(Lines of data)
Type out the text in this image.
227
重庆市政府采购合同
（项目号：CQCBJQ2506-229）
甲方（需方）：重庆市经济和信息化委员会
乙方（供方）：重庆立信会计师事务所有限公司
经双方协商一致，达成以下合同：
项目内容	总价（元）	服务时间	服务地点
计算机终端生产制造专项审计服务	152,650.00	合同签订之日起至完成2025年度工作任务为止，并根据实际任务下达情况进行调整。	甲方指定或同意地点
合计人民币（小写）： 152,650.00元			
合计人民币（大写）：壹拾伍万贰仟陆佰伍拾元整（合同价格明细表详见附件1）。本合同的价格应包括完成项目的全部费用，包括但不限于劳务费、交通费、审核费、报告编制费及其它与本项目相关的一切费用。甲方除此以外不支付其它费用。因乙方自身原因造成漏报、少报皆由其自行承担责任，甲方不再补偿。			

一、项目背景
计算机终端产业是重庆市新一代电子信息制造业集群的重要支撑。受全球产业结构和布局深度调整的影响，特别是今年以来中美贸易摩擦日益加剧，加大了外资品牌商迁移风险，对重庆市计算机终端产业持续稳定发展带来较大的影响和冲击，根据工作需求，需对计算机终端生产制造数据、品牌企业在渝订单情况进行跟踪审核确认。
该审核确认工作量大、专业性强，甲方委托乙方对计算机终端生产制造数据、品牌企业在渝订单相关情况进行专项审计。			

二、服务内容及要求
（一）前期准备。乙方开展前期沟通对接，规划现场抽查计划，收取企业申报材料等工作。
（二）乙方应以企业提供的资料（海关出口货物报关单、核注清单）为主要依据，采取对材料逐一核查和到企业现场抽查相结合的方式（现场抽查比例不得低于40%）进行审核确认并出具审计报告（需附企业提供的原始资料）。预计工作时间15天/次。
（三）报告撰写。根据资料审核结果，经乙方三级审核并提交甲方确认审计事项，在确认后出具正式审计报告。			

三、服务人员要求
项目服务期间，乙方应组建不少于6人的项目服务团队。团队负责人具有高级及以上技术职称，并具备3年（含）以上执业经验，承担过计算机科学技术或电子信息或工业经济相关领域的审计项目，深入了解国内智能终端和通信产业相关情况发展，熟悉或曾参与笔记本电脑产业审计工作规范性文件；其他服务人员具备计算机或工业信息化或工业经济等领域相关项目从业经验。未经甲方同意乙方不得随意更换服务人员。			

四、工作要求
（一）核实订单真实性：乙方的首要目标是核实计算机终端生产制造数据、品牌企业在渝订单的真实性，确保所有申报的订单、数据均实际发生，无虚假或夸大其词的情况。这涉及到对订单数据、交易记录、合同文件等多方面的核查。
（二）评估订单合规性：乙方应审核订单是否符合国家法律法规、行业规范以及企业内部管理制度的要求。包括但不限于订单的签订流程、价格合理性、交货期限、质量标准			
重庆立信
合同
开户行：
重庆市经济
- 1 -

Written problem: Filter the listing above by the word "合计人民币"; copy each line that passes.

Result for this task:
合计人民币（小写）： 152,650.00元			
合计人民币（大写）：壹拾伍万贰仟陆佰伍拾元整（合同价格明细表详见附件1）。本合同的价格应包括完成项目的全部费用，包括但不限于劳务费、交通费、审核费、报告编制费及其它与本项目相关的一切费用。甲方除此以外不支付其它费用。因乙方自身原因造成漏报、少报皆由其自行承担责任，甲方不再补偿。			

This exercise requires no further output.